**OBJECTIVE**
Gather all lines from the material that contain "bodies".

[Start EXTRACTED INFORMATION]

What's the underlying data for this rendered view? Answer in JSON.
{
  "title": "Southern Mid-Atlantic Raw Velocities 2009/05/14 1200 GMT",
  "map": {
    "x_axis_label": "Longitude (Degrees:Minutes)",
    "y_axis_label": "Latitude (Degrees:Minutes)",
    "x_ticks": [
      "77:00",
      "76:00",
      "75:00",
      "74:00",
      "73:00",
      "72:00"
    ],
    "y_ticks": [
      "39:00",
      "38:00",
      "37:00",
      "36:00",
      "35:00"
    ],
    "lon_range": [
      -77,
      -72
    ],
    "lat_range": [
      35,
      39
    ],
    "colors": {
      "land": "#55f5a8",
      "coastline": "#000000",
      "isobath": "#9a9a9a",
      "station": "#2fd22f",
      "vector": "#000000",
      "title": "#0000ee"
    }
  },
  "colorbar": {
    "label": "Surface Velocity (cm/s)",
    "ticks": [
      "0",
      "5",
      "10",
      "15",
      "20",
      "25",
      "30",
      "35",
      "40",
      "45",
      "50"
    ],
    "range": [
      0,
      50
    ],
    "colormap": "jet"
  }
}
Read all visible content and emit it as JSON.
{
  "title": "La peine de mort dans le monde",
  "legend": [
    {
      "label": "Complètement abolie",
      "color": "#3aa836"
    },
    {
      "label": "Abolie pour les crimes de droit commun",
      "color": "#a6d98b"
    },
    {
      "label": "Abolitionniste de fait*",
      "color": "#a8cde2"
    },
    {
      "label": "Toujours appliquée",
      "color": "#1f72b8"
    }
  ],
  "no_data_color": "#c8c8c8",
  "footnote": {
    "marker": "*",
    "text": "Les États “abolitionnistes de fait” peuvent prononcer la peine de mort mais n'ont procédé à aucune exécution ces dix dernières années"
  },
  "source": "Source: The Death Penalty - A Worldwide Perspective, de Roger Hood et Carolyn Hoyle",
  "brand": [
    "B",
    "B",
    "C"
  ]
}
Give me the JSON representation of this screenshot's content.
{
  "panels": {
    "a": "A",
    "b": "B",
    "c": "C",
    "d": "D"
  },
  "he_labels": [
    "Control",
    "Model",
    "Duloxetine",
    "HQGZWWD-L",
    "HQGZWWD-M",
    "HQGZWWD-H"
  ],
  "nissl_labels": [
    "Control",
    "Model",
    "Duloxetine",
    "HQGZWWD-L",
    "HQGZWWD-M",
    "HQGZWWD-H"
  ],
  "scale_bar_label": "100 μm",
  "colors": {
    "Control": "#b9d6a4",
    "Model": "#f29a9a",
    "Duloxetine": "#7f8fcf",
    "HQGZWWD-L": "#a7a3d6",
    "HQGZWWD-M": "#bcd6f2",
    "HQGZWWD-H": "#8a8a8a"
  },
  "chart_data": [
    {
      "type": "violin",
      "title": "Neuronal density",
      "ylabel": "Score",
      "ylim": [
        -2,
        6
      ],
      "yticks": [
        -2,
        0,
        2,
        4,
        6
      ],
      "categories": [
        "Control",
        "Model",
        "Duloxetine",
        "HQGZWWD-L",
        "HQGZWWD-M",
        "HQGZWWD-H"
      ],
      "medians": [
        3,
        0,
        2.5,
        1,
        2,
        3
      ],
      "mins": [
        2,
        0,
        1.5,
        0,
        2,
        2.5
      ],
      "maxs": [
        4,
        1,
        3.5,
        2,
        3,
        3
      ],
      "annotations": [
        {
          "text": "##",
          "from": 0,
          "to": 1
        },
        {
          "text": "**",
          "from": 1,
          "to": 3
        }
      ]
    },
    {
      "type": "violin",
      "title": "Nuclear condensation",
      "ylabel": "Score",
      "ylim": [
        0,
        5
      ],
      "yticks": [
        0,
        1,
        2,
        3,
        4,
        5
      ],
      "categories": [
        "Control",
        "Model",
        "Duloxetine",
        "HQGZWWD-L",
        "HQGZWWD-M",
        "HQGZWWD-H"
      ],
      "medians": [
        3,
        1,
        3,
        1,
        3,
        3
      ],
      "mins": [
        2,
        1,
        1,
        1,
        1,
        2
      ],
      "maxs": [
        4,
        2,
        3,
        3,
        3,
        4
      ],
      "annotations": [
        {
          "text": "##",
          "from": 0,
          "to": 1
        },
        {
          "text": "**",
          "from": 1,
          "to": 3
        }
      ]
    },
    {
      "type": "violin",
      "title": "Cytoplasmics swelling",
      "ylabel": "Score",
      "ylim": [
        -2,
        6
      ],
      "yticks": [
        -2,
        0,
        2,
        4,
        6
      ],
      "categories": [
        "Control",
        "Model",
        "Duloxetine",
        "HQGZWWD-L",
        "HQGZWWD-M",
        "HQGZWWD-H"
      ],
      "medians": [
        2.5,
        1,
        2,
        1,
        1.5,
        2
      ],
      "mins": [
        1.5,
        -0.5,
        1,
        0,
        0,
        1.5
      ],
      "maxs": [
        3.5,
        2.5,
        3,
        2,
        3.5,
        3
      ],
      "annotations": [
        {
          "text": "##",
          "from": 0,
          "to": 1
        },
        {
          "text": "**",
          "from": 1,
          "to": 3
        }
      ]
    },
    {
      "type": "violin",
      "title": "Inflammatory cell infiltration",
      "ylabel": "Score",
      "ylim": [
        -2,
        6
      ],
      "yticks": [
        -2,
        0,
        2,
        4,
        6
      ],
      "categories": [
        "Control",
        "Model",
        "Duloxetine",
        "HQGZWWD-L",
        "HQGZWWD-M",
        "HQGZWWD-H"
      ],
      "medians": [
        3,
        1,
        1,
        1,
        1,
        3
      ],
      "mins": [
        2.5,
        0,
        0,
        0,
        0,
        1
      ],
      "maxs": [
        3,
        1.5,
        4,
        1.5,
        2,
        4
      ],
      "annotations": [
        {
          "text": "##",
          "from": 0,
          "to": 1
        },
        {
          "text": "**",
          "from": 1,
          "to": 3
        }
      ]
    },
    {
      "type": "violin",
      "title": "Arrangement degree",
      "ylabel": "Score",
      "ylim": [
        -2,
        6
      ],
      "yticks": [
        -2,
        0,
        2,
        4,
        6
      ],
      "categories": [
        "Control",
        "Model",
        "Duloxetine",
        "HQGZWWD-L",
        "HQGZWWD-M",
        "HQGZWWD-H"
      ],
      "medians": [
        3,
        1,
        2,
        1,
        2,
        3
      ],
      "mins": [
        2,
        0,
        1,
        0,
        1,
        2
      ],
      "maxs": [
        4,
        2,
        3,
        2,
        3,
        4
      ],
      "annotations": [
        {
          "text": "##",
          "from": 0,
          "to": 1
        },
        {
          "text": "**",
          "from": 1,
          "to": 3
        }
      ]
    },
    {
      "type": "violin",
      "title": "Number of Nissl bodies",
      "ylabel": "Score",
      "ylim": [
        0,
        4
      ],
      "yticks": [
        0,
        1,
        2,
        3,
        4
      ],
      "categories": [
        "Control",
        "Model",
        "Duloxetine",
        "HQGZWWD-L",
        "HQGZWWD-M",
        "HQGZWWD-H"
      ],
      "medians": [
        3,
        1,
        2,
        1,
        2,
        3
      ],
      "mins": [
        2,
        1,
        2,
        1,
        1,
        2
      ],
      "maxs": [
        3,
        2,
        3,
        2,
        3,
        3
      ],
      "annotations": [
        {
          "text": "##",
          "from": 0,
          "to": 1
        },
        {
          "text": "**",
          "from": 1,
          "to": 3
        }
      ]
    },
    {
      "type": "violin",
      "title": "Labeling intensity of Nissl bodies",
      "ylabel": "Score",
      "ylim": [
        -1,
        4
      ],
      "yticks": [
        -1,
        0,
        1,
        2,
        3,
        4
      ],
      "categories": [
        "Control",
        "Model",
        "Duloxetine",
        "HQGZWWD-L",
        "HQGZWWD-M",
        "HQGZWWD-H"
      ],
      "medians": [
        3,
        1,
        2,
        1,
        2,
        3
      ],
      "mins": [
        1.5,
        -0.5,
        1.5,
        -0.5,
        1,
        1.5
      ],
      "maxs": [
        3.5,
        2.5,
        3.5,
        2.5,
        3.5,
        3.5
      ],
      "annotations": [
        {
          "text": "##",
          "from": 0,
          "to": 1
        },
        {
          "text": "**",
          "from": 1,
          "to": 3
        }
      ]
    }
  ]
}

[End EXTRACTED INFORMATION]

**WRITTEN SOLUTION**
      "title": "Number of Nissl bodies",
      "title": "Labeling intensity of Nissl bodies",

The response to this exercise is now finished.